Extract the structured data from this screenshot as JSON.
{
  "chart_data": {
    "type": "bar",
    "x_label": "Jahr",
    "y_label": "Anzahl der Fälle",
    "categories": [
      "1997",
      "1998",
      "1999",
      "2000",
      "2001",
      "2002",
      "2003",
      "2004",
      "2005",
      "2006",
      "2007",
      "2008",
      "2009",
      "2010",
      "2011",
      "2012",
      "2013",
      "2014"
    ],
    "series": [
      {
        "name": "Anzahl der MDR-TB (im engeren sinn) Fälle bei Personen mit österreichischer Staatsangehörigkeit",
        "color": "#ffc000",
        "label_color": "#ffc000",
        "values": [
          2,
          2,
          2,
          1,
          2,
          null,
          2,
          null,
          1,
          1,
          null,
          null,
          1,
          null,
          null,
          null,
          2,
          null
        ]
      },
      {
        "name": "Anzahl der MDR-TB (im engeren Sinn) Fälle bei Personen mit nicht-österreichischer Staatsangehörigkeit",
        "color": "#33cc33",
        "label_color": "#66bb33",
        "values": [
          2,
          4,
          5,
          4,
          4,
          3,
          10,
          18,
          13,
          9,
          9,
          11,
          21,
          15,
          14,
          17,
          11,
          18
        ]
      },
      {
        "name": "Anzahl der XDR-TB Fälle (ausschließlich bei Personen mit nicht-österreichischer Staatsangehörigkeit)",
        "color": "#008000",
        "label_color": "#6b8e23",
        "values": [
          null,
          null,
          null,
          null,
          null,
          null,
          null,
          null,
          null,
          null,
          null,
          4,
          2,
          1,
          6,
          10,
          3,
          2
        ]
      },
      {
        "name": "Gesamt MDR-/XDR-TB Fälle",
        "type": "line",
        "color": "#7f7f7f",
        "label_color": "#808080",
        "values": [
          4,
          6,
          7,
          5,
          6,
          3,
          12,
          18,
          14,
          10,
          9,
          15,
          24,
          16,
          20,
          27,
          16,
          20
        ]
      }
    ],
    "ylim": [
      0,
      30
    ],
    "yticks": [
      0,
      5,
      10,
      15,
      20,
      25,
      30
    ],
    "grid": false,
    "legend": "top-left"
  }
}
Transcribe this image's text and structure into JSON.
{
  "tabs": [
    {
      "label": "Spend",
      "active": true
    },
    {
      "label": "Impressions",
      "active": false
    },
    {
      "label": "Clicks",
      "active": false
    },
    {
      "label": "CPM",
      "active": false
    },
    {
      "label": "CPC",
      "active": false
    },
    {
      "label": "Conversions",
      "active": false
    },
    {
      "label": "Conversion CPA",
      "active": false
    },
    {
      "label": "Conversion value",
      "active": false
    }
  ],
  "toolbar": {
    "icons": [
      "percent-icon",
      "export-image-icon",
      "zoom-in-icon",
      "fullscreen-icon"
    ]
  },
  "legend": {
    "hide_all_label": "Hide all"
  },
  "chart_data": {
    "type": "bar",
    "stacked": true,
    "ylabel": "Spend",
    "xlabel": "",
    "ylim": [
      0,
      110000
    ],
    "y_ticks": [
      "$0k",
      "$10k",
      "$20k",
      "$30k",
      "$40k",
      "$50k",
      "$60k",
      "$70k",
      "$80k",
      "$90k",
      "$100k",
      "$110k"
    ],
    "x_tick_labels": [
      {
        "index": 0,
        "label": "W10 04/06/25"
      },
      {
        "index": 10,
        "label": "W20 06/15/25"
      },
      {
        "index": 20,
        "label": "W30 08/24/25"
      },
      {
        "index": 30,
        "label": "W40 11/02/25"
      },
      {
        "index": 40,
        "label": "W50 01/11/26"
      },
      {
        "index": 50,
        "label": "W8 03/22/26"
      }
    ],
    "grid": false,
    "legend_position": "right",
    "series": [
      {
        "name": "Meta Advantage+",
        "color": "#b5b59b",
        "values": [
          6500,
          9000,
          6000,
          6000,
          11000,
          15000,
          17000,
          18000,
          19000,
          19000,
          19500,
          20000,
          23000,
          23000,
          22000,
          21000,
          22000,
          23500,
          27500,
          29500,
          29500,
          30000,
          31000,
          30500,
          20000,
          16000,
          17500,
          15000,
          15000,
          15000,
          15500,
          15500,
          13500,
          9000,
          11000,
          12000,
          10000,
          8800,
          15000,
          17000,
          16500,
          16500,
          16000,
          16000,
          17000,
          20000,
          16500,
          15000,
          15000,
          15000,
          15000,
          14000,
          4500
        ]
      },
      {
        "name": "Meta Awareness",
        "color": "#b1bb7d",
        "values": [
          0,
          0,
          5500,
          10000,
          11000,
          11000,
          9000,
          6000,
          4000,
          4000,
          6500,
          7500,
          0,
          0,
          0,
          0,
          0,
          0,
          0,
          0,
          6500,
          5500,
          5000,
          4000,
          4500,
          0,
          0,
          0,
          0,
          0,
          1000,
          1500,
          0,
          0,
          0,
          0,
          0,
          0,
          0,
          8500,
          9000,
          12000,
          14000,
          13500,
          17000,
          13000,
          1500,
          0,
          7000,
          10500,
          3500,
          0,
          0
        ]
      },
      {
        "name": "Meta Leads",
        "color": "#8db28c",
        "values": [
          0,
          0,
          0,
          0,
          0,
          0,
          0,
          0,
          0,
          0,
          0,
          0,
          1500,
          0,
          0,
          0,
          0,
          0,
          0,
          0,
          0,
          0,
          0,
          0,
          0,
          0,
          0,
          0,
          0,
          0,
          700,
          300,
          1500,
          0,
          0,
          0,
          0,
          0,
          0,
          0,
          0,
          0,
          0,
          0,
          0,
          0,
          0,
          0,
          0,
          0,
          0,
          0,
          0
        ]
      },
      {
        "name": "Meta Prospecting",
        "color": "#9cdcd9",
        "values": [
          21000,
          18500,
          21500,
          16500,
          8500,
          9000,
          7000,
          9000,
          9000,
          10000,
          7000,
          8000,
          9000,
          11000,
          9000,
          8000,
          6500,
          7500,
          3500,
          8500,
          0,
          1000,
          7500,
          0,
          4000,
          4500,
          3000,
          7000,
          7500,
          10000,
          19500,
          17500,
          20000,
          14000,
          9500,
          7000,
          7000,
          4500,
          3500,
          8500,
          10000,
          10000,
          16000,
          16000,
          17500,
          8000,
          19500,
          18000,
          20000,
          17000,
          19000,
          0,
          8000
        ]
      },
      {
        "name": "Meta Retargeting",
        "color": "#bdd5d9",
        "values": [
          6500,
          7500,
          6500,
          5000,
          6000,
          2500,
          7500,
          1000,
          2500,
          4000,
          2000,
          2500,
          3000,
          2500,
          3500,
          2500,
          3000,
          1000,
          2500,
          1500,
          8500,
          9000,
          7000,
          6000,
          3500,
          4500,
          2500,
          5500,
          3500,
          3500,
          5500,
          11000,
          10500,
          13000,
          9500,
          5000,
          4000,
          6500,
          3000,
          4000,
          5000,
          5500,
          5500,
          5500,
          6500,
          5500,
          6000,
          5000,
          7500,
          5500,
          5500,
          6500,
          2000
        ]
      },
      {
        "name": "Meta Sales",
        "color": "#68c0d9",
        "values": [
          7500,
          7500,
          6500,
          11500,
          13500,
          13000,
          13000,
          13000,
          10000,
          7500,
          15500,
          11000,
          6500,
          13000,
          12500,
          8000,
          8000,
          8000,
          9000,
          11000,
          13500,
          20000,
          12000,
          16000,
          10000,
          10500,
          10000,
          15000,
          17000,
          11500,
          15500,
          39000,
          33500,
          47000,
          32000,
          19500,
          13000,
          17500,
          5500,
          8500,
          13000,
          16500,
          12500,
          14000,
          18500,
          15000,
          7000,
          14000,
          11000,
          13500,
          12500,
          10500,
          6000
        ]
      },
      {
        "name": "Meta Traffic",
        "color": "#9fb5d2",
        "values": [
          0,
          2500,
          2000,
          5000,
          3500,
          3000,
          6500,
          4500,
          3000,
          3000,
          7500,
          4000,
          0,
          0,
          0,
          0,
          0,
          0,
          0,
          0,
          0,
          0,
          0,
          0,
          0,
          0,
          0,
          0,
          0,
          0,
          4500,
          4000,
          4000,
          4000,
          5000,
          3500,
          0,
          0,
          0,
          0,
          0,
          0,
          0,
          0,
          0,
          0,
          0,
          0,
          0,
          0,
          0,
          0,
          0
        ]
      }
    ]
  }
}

--- Brief ---
Look through the records and count each line that holds "image". Write only the total.

--- Exercise result ---
2